◆ Objectives:
(A) Check each statement against the algorithms text below. Answer yes or no for each one, and quote the exact words from the text that decide it.
(i) Simulated annealing guarantees that a global minimum or maximum is found.
(ii) To use Simplex, constraints need to be expressed as linear equations.
(iii) Linear regression is the most popular type of regression.
(B) Rewrite the stretch from "Constraint Satisfaction Problems" through "and other methods." in the algorithms text below, putting "Branch and bound" in place of "Backtracking".

◆ Text section:
··········
The difference between Hill climbing and Simulated annealing is that Simulated annealing is based on probability and allows us to accept neighbors that are worse than the current state, at least at the beginning of the algorithm. It doesn’t guarantee that a global minimum or maximum is found, but it has a chance not to get stuck in a local minimum or maximum.

Optimization algorithm Simplex represents what we call Linear programming. It is for problems where decision variables have linear relationship, in other words we need to express constraints as linear equations. If we can do that, Simplex will find the optimal solution. An example application can be finding the efficient use of different machines in a factory, where each machine has some output and cost and we need to combine different machines together in the most effective way.

Constraint Satisfaction Problems are situations where constraints are imposed on variables and where we are trying to find a solution that satisfies those constraints. Type inference in programming or Sudoku classify as CSPs. The solutions can be solved using Backtracking and other methods.

Hill climbing and Simulated annealing implementation can be found in the Python library Solid. Linear programming solutions can be implemented using SciPy or PuLP.


Machine learning is all about the ability of a computer algorithm to learn from data. We can divide machine learning into supervised, unsupervised, semi-supervised or reinforcement learning.

Supervised learning is machine learning where we use human-labeled training set to tell the algorithm the meaning of the data. Once the algorithm is trained on a training set, it will be able to perform tasks on new data as well. In other words we give a set of inputs and outputs to a computer and let it find a function to match inputs to outputs. Classification is a typical supervised learning problem of classifying items into discreet classes while regression is used for finding a mapping function from inputs to continuous values (not discreet categories). The most popular type of regression is Linear regression. It can be used to predict or assign a price of a product based on the product’s parameters and data of other products, if we have the products’ prices and values of the parameters.
··········
◆ Information provided:
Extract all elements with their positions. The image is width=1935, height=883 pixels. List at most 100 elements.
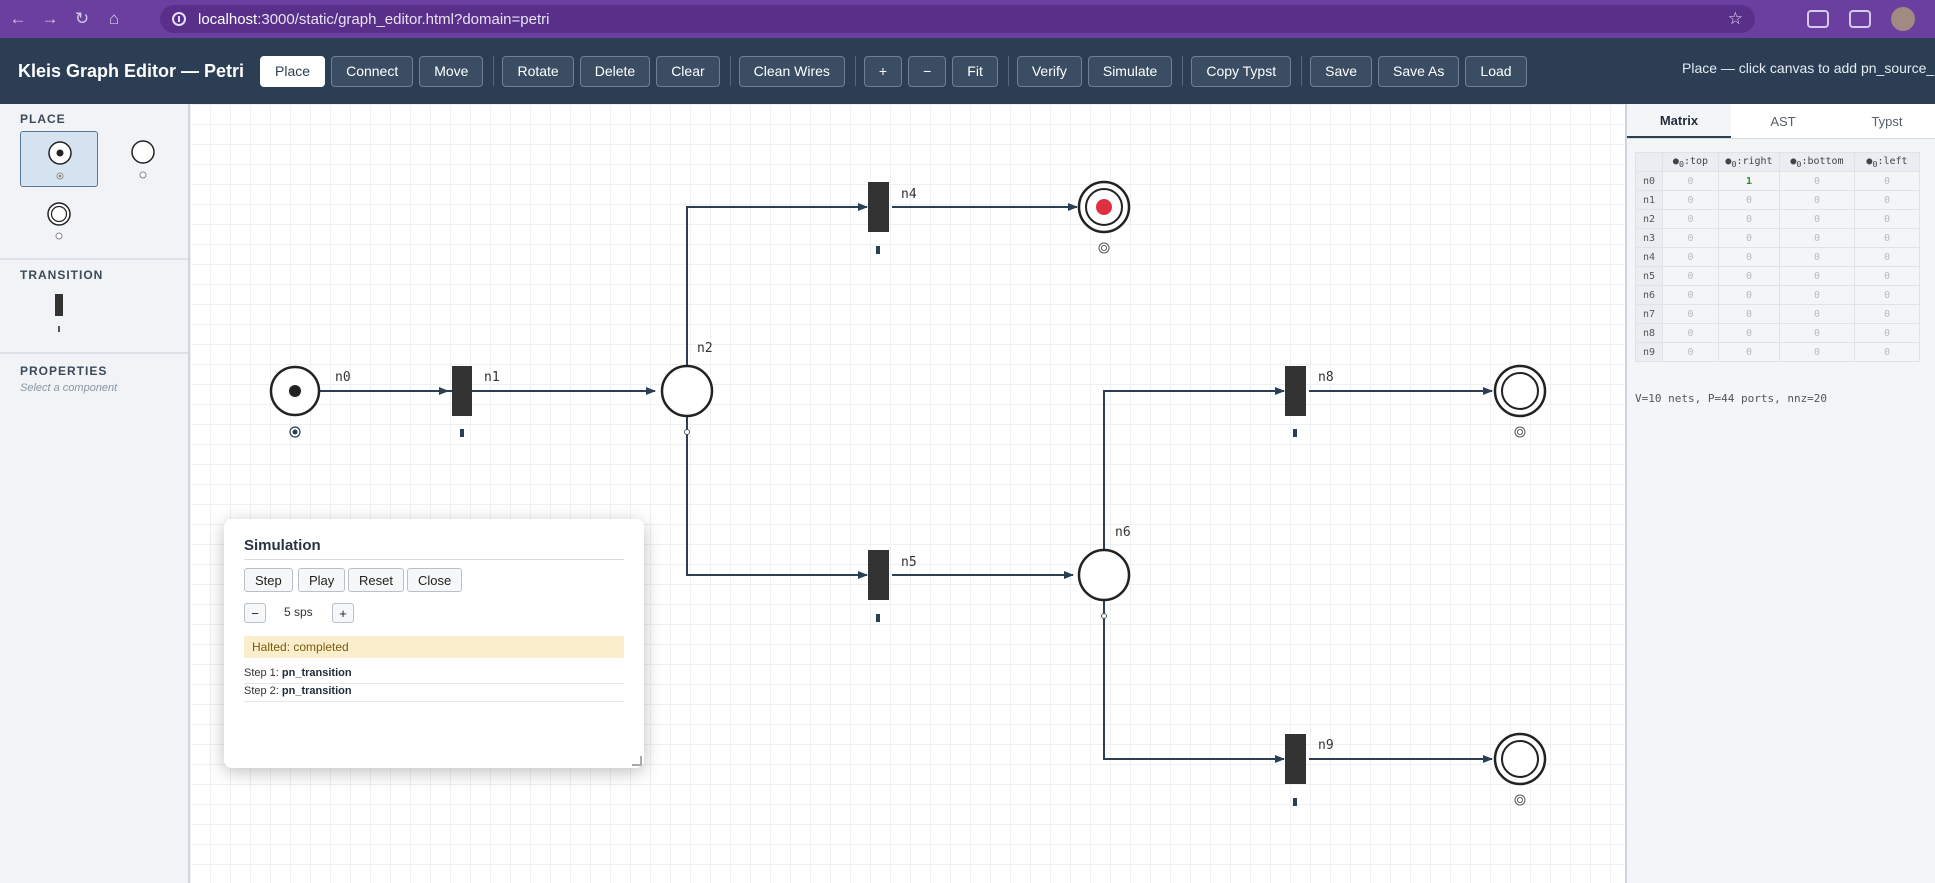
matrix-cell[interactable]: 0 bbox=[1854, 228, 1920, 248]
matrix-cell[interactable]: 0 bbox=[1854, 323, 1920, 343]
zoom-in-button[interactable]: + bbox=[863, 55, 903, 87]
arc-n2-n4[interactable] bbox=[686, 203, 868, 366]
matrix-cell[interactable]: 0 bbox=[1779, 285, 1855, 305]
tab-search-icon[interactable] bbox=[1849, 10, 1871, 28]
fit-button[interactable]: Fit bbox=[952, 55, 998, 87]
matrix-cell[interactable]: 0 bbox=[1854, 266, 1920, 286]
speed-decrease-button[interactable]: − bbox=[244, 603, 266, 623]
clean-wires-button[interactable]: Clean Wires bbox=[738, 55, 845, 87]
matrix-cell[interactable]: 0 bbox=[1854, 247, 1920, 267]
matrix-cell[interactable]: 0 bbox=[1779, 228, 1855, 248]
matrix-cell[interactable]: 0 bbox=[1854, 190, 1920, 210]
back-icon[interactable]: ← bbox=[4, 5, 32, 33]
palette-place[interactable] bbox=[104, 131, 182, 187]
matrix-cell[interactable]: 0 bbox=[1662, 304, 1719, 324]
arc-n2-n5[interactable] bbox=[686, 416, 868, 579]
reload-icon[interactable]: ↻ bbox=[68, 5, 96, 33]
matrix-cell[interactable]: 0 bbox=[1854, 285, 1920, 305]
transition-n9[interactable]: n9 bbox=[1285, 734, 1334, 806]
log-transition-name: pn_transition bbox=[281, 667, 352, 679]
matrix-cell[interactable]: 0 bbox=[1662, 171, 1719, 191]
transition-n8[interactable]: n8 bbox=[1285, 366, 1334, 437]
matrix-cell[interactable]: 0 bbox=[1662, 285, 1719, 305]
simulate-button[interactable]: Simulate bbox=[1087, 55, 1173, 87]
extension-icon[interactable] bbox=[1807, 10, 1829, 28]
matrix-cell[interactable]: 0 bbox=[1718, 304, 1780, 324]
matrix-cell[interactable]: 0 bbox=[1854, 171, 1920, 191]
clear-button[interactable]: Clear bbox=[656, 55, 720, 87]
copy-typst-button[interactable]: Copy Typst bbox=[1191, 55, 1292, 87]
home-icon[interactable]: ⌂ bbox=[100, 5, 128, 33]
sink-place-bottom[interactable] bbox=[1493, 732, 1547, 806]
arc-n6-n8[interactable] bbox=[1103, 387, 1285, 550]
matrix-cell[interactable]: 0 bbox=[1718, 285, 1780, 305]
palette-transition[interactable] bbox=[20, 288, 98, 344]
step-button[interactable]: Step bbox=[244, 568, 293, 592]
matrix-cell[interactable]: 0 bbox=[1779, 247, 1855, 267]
··········
◆ List of solutions:
(A)
(i) No: "It doesn’t guarantee that a global minimum or maximum is found"
(ii) Yes: "we need to express constraints as linear equations"
(iii) Yes: "The most popular type of regression is Linear regression."

(B)
Constraint Satisfaction Problems are situations where constraints are imposed on variables and where we are trying to find a solution that satisfies those constraints. Type inference in programming or Sudoku classify as CSPs. The solutions can be solved using Branch and bound and other methods.